Exercise requirements:
Lines holding the string "content" are the ones to copy from this listing.

Data records:
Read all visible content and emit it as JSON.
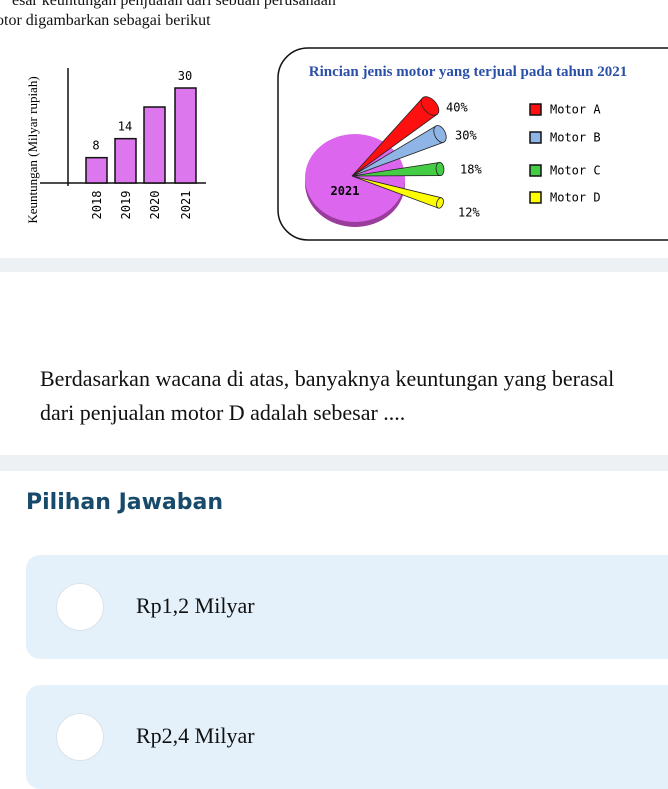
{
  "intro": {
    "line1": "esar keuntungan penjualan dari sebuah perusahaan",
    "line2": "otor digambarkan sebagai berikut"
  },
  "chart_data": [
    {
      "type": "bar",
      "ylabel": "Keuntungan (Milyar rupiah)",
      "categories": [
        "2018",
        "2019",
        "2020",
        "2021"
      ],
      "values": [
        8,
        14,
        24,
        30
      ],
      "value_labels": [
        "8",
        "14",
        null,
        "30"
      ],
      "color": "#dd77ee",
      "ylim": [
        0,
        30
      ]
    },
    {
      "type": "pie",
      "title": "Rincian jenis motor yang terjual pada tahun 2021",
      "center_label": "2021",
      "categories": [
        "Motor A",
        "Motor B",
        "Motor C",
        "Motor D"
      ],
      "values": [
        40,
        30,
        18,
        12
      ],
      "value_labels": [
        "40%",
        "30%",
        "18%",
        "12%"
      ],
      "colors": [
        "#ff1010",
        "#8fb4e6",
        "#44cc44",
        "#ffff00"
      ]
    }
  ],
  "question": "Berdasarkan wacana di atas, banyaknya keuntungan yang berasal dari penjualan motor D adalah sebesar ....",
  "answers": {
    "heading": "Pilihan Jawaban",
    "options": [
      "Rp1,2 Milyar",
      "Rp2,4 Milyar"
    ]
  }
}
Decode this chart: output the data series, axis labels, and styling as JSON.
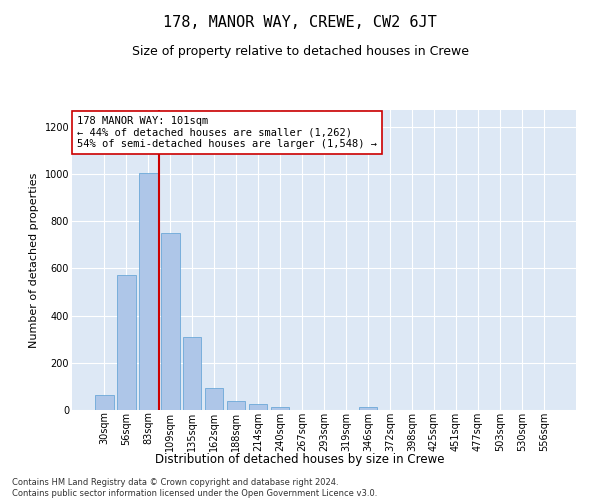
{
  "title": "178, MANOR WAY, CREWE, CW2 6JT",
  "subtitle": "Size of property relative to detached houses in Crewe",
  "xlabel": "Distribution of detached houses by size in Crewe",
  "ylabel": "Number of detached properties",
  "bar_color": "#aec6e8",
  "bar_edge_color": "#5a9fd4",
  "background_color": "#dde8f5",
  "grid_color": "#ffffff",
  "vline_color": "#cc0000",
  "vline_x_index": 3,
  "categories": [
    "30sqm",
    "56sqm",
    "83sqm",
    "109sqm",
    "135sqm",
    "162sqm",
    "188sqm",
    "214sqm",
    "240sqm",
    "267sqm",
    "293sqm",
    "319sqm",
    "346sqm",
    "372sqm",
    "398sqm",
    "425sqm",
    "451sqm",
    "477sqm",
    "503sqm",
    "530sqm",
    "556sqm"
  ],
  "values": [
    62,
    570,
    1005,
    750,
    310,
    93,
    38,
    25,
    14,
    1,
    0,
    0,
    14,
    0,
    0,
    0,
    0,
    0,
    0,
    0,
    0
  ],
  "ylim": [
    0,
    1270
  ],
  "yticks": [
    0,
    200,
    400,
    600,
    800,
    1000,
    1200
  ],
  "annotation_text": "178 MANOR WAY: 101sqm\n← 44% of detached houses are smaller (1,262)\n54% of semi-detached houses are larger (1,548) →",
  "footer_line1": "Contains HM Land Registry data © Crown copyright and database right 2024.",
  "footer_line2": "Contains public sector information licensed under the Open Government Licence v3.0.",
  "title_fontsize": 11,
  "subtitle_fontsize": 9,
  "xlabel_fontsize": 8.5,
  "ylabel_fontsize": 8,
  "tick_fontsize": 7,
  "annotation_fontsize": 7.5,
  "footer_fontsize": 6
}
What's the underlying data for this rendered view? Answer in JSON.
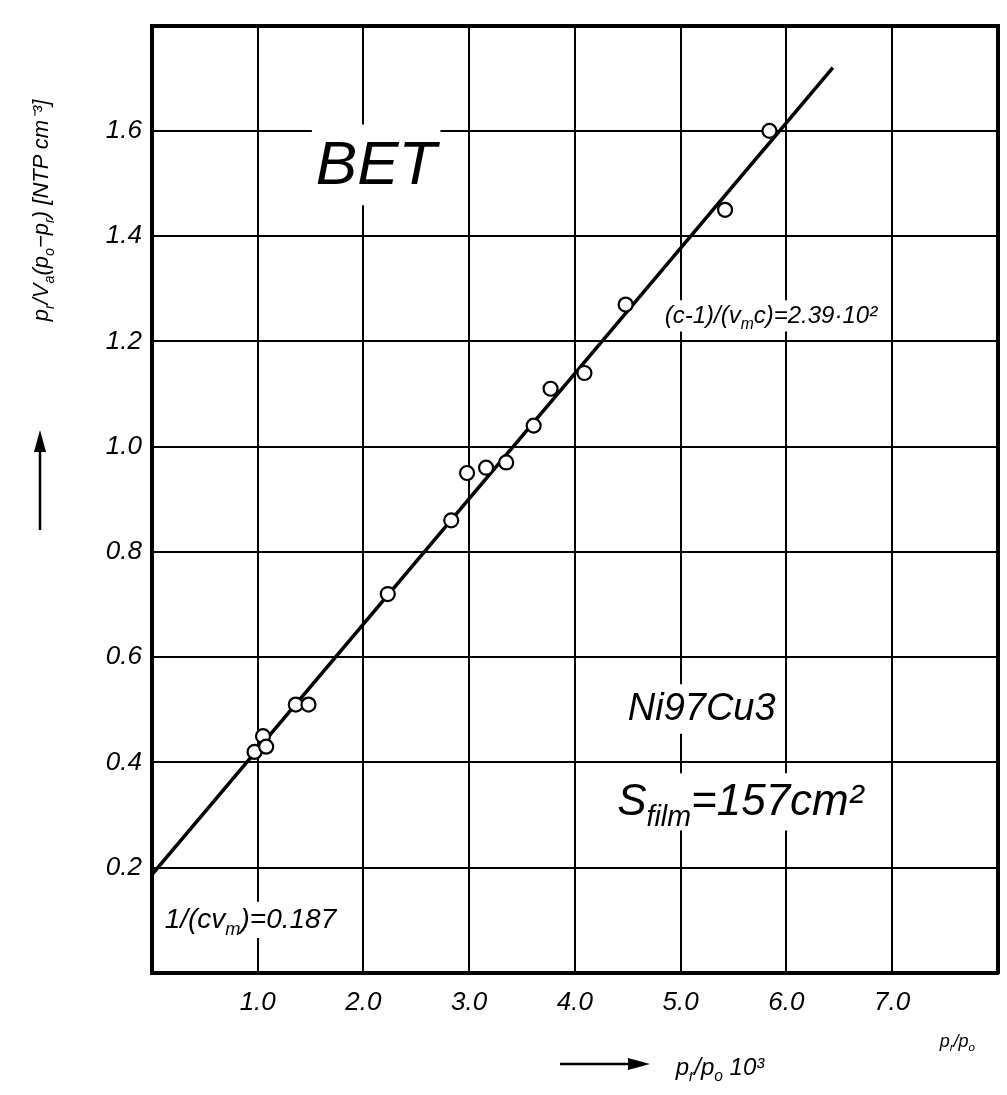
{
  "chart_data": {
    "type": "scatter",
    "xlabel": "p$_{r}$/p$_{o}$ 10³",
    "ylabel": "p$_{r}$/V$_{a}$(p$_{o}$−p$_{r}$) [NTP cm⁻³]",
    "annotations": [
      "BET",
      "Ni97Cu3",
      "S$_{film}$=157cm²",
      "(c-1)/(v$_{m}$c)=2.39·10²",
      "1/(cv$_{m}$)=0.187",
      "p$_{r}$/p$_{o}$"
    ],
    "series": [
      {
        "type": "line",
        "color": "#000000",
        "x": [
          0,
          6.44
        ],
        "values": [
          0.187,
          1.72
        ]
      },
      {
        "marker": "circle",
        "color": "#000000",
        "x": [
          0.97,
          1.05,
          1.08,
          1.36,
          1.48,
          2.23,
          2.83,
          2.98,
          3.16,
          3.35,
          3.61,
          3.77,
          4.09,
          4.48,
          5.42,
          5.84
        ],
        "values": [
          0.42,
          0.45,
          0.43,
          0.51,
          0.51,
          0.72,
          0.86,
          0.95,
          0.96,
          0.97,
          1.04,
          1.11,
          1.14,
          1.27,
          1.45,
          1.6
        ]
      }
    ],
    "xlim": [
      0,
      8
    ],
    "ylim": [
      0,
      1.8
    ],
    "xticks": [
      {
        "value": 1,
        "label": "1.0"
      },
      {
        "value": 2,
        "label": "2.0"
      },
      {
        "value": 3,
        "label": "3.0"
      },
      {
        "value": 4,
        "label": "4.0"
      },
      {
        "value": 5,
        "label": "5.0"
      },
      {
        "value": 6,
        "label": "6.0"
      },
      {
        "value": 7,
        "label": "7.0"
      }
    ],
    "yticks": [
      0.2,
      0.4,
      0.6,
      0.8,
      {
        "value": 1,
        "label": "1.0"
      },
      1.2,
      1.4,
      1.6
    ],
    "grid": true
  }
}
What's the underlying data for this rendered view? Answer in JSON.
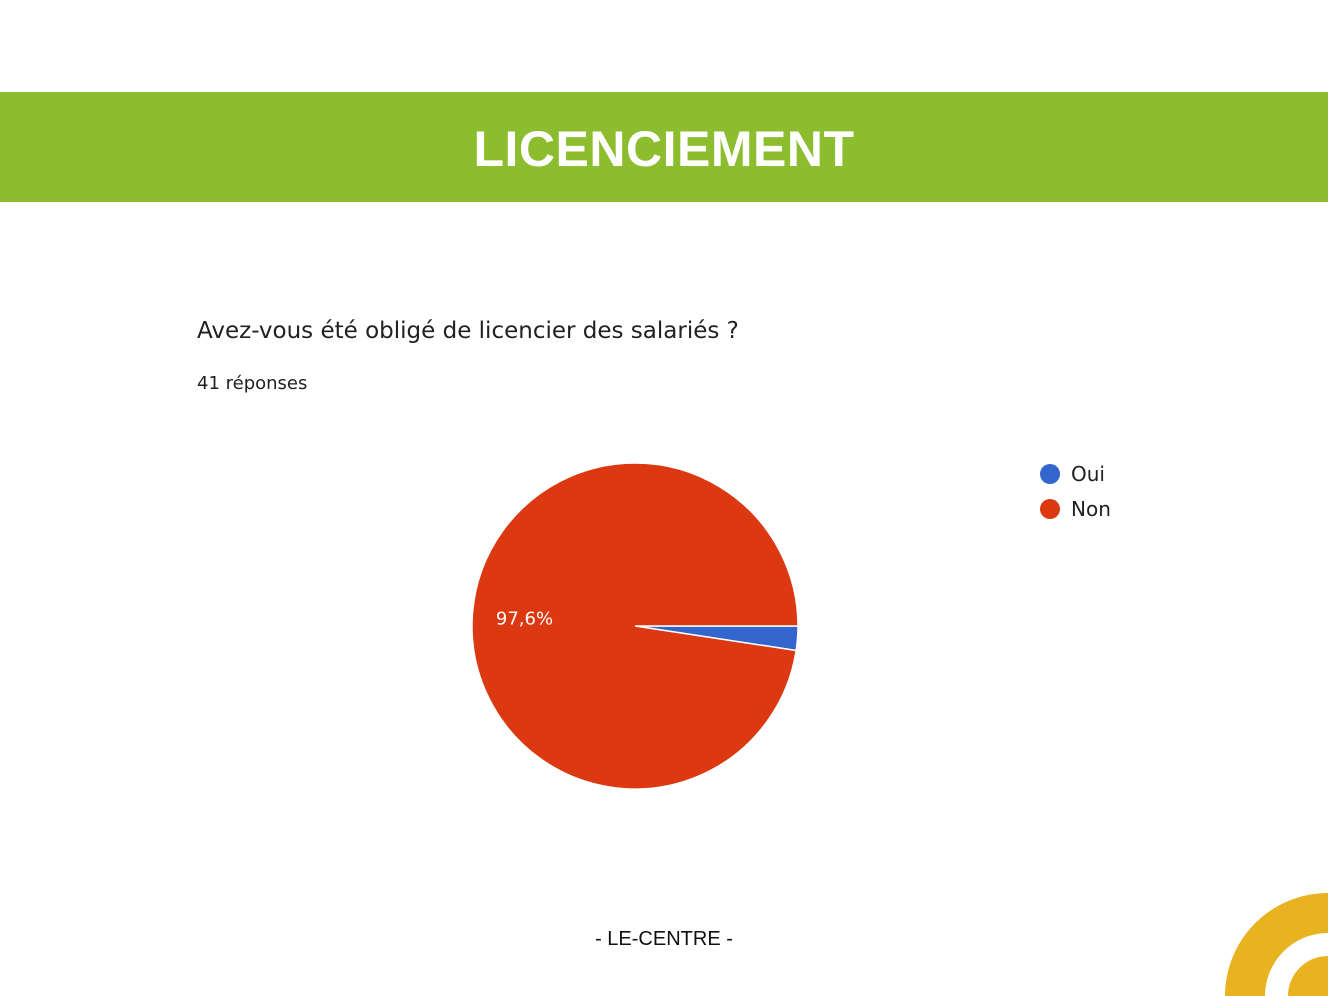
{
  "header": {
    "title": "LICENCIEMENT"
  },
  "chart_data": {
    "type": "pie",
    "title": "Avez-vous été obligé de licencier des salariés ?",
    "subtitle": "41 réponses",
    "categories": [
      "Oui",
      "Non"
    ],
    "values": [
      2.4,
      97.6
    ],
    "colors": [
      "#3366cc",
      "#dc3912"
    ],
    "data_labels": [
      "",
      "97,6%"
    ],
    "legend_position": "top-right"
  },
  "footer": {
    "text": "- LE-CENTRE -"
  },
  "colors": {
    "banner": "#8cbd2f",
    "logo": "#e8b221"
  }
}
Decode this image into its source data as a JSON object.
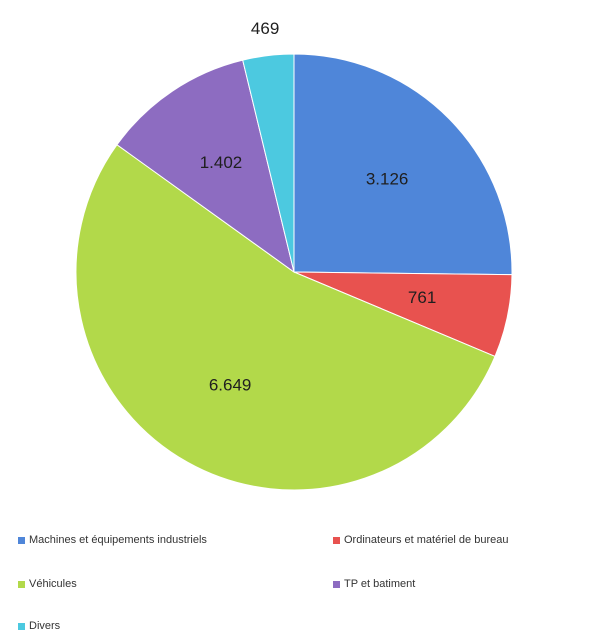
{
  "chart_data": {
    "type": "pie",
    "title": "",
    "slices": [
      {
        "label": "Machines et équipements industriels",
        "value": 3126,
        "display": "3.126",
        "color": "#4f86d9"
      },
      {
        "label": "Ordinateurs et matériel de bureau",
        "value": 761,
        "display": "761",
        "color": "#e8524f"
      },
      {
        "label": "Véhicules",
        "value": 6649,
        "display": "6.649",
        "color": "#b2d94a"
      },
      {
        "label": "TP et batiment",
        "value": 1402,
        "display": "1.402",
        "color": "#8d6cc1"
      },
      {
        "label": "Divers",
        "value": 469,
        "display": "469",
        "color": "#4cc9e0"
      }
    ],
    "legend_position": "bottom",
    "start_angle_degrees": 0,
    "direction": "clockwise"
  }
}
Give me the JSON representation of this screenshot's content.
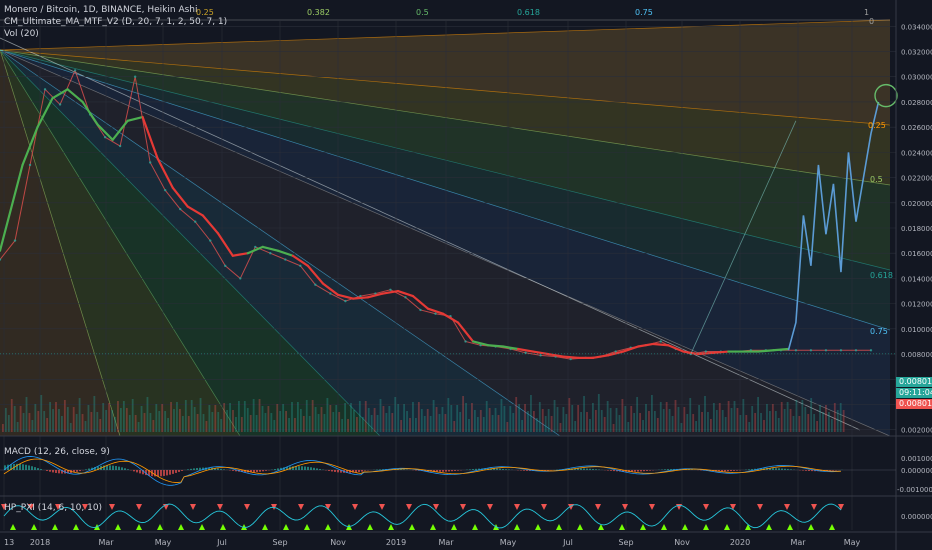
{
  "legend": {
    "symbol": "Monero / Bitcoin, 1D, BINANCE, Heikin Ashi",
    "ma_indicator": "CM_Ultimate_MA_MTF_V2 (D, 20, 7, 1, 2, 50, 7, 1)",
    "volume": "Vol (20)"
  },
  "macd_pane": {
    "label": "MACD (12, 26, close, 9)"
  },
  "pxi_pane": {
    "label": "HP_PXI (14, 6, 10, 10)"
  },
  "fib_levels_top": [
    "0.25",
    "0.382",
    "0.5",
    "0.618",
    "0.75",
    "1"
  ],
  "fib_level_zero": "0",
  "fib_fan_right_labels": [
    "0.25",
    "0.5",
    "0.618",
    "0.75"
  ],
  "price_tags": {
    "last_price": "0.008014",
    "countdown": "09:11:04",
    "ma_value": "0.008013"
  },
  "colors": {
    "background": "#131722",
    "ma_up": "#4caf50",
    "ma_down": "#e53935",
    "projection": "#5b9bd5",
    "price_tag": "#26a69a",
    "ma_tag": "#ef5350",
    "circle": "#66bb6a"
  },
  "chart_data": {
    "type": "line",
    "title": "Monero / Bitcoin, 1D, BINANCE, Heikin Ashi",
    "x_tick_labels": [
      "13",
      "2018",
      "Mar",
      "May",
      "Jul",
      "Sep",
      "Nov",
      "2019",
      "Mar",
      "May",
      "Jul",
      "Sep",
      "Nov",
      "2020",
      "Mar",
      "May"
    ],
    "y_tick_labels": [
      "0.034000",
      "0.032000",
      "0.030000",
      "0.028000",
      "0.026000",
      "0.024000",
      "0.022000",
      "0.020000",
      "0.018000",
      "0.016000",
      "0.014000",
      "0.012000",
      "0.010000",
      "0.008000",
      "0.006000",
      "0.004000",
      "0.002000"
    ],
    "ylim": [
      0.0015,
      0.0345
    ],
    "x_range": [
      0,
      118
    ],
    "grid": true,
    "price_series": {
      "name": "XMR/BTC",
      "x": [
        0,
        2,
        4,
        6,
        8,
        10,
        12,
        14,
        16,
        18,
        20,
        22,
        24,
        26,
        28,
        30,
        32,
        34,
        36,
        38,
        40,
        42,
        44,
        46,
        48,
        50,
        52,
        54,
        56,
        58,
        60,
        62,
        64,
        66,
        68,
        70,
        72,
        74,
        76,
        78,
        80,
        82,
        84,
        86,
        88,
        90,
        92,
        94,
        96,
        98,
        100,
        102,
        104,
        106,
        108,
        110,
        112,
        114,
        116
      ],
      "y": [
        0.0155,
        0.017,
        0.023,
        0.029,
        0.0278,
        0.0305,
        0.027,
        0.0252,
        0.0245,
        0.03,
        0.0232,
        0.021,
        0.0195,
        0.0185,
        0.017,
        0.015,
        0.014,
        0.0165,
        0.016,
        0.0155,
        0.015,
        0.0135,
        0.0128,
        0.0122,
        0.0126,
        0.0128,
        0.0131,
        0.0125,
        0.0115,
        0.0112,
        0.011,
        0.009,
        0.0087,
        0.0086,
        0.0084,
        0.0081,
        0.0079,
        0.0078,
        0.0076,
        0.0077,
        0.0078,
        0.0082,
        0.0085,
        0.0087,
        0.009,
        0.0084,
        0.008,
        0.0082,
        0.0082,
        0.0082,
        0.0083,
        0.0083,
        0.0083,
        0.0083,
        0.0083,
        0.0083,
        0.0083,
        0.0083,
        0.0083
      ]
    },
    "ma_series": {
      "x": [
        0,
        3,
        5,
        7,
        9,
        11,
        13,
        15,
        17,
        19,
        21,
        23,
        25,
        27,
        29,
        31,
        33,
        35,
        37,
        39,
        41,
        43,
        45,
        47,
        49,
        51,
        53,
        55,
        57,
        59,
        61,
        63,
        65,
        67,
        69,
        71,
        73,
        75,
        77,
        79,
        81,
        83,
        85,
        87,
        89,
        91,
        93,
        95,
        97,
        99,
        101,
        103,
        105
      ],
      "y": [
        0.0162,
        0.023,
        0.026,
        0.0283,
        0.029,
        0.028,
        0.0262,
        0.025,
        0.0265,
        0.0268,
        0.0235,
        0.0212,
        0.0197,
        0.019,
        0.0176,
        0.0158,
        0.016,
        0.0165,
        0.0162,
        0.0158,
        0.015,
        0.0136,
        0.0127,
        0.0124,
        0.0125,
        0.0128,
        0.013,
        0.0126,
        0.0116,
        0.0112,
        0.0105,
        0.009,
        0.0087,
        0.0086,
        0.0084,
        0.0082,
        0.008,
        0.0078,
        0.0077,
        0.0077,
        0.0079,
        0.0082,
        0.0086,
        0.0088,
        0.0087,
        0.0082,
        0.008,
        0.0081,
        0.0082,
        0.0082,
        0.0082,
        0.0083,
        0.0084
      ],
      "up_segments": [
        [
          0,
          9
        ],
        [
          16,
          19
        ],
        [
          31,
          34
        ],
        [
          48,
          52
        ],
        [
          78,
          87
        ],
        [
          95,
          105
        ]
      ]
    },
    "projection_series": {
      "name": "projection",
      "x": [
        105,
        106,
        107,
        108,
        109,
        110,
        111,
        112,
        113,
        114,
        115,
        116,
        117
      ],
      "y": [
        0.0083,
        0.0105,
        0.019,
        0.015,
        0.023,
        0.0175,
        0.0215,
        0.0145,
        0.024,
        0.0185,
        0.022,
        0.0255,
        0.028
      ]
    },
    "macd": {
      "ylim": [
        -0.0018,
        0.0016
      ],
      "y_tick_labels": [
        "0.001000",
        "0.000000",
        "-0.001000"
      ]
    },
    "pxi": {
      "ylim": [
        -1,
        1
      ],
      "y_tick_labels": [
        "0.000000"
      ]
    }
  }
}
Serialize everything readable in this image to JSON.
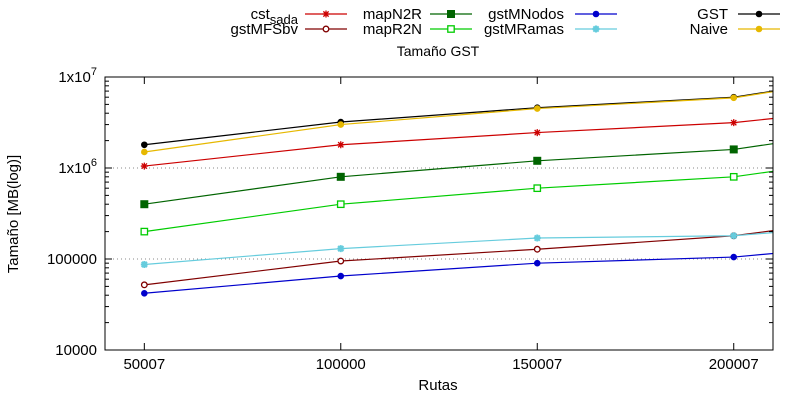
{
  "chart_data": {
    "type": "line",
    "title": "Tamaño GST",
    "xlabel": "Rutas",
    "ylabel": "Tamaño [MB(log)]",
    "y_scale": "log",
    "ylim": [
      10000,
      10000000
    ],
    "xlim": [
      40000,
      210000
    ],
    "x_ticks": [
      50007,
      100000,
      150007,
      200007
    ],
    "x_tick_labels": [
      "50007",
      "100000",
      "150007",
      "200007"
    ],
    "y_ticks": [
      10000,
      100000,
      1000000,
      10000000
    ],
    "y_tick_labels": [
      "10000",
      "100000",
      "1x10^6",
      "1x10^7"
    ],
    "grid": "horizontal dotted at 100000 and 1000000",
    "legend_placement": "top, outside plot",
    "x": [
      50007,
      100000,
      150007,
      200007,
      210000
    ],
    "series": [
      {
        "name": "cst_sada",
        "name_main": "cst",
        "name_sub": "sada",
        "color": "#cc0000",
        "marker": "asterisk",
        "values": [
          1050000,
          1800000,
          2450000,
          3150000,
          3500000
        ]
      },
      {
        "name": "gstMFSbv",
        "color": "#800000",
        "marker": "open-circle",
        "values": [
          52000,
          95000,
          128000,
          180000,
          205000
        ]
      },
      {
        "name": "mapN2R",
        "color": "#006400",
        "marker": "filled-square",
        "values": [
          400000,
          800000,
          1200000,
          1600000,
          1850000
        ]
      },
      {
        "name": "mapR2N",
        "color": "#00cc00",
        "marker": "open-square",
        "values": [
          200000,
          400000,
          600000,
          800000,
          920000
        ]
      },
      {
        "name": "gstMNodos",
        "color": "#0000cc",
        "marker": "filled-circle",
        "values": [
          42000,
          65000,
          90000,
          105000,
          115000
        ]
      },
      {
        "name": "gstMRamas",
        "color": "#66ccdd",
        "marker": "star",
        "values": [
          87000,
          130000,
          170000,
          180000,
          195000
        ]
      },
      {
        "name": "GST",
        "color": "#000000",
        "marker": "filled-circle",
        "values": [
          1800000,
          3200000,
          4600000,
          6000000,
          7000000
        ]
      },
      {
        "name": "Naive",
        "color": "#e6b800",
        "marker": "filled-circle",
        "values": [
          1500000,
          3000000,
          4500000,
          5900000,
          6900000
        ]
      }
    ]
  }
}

Reply:
Read all visible content and emit it as JSON.
Give me the JSON representation of this screenshot's content.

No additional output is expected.